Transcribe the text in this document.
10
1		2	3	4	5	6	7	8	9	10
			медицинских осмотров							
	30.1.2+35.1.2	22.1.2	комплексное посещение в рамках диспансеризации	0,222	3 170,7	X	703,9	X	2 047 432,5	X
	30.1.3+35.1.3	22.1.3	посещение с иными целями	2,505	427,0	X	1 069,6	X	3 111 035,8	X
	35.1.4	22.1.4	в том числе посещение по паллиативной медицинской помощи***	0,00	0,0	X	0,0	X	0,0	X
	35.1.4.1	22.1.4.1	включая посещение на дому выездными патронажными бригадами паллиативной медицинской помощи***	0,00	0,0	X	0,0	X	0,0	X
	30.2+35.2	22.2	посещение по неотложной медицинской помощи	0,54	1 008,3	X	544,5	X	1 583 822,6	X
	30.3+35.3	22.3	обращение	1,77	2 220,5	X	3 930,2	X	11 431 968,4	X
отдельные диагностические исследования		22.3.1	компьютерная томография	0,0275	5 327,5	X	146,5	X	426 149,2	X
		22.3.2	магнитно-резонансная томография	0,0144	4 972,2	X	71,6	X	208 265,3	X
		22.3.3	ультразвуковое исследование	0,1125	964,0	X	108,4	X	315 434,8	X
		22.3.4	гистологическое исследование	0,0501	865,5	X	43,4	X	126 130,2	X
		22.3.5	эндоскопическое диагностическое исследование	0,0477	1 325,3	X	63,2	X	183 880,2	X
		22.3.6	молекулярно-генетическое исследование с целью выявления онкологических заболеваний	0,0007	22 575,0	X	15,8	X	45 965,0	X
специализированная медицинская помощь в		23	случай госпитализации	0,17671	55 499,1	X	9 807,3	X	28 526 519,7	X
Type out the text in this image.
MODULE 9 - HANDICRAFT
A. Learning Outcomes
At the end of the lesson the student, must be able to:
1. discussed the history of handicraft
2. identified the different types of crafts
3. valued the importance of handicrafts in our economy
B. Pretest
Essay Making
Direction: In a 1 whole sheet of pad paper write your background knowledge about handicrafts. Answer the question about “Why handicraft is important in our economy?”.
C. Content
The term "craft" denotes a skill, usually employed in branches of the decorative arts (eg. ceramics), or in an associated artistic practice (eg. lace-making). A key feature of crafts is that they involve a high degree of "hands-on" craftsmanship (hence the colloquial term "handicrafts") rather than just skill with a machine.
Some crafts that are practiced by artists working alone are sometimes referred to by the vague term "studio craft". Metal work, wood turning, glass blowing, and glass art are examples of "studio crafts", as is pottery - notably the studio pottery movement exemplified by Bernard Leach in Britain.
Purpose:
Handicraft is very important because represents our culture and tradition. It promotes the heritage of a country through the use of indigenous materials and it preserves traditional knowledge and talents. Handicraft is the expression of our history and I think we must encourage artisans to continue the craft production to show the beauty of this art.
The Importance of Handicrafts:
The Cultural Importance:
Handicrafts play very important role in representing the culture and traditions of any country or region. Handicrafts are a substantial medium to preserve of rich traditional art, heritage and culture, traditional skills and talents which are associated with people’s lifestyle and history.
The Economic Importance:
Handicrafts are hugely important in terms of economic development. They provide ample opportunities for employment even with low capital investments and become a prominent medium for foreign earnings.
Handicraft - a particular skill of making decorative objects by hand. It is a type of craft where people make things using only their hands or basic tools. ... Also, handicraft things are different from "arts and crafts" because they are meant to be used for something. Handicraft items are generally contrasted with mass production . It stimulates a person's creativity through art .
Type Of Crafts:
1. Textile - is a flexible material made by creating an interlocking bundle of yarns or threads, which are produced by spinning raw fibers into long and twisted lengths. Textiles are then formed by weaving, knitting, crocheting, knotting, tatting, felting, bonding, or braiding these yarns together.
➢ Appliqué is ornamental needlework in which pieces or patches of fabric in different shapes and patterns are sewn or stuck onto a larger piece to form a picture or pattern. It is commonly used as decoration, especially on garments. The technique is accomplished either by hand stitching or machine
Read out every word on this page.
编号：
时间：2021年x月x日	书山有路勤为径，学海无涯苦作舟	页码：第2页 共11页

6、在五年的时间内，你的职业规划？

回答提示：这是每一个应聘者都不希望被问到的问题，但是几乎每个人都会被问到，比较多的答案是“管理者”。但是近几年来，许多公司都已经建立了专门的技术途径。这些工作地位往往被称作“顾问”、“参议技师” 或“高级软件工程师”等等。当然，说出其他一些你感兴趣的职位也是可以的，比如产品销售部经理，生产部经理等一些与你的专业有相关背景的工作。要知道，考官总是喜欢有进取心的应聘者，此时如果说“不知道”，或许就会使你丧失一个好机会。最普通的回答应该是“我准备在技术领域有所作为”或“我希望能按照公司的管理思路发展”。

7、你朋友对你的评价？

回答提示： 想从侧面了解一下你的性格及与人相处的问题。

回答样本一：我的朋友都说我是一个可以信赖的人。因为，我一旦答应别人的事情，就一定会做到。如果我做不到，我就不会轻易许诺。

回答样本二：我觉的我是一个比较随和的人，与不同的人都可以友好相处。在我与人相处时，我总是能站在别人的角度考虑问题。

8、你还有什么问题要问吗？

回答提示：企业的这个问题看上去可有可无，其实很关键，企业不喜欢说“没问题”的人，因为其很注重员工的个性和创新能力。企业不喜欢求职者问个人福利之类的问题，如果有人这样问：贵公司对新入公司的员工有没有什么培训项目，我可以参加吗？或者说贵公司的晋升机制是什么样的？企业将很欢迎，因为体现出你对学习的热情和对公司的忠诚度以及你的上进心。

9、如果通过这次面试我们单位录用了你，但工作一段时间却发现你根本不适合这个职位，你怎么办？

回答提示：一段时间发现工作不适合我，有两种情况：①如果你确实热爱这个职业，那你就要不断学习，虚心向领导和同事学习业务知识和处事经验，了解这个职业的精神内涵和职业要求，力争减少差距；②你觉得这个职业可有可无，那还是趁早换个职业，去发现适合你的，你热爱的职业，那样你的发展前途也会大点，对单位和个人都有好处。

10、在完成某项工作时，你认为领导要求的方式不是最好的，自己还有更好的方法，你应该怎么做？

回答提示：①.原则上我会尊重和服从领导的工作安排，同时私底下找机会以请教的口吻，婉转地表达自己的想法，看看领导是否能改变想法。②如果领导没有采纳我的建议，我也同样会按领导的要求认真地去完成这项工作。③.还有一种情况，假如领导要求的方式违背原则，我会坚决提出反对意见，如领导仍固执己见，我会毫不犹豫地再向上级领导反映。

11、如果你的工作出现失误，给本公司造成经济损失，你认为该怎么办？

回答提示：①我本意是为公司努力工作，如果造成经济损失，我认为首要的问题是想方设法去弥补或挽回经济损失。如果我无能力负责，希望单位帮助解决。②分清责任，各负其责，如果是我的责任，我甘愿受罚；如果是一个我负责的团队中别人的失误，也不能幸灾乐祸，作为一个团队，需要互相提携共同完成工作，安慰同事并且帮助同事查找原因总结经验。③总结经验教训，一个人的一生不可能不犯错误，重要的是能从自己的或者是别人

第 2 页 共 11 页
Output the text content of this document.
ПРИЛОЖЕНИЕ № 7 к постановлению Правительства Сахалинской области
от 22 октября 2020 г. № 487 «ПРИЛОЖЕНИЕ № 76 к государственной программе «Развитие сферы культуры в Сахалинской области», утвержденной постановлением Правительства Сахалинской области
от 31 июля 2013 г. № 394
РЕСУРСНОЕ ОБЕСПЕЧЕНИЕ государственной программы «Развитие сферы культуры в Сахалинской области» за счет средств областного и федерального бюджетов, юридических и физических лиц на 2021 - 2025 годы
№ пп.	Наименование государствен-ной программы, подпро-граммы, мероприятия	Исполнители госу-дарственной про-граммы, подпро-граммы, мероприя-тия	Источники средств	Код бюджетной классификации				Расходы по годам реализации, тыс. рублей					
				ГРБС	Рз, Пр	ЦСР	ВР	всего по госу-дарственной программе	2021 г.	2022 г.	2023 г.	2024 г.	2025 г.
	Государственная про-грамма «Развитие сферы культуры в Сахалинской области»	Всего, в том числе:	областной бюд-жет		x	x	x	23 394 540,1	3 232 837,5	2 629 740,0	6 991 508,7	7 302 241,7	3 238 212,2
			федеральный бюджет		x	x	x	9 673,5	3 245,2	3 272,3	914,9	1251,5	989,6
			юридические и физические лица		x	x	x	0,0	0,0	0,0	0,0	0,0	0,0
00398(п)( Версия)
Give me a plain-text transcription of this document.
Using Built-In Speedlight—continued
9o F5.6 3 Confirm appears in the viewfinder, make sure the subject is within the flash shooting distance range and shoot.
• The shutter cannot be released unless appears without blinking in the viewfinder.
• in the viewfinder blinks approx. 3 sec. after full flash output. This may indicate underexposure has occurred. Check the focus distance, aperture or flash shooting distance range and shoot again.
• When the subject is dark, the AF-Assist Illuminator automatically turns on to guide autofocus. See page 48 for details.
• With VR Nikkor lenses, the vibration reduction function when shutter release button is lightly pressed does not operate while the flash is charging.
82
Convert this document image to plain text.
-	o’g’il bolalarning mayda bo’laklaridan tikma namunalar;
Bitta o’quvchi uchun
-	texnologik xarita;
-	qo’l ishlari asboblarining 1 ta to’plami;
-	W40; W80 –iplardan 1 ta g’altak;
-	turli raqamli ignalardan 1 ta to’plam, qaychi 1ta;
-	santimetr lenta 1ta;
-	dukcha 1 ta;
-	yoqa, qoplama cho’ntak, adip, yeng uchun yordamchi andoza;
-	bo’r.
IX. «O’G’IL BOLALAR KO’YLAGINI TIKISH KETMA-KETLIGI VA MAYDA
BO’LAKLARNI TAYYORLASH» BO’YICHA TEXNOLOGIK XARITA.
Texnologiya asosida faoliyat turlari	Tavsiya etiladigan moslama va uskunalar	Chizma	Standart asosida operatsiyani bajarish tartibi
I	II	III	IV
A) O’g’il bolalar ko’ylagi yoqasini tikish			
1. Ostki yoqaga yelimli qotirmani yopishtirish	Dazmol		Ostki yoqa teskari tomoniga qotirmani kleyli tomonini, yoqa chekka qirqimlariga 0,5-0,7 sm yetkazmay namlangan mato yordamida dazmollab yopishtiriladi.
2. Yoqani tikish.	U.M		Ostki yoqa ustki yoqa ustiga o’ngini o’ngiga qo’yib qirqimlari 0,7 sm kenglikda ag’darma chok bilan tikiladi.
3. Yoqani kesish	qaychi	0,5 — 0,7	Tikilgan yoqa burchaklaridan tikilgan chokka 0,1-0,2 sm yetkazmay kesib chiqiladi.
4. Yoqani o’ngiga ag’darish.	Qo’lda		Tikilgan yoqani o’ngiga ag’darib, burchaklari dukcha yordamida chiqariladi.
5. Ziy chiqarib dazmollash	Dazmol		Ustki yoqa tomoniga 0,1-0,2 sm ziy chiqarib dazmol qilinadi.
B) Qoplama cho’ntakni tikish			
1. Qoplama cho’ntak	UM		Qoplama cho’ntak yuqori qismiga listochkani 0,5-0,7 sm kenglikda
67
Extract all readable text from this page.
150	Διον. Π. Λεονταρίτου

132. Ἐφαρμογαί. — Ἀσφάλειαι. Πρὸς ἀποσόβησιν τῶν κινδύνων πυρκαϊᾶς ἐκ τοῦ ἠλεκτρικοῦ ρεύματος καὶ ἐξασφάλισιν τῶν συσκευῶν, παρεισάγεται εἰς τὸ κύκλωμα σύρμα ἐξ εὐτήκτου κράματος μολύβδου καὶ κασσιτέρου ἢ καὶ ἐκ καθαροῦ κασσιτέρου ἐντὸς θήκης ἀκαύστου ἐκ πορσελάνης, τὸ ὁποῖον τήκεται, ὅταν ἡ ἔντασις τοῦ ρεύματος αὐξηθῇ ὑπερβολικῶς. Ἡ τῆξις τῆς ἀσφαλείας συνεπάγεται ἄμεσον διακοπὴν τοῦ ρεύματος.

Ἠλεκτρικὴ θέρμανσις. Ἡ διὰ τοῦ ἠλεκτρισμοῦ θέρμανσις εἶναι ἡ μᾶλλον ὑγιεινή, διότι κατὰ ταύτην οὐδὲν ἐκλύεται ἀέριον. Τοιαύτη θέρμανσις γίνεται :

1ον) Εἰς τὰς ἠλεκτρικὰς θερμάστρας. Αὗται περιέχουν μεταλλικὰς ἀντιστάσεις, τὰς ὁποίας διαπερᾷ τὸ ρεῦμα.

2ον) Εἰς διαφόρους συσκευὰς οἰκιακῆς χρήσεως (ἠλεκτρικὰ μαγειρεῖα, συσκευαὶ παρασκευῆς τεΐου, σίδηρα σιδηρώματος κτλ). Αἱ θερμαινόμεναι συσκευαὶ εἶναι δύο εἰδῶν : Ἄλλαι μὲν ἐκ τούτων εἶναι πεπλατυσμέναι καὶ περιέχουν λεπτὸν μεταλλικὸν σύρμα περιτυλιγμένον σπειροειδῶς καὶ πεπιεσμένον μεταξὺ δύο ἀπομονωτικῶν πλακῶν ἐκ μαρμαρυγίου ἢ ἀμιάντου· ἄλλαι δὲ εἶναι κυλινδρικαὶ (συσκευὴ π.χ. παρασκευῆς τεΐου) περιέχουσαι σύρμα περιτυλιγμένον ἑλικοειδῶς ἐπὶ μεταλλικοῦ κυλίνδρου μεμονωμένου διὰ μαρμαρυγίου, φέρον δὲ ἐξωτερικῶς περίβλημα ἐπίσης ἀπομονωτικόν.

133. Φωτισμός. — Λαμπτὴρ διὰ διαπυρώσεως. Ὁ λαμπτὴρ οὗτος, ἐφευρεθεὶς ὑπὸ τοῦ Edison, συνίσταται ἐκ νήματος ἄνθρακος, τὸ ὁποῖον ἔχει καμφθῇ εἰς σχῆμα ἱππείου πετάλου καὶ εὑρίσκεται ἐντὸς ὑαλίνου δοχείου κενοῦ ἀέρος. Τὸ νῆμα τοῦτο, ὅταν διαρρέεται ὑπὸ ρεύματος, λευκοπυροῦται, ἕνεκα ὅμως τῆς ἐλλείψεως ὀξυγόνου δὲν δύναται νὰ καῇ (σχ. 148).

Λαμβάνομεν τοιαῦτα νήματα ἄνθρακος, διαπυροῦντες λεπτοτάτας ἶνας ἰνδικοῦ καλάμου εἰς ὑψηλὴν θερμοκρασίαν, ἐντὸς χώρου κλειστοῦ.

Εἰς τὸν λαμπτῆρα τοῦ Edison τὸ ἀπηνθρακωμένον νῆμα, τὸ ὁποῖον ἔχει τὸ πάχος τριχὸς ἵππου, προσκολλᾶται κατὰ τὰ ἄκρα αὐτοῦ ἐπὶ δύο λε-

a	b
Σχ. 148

» THE EXERCISE: Tally how many lines of the data include the word "Ostki". Write the number and nothing else.

» COMPLETE RESPONSE: 2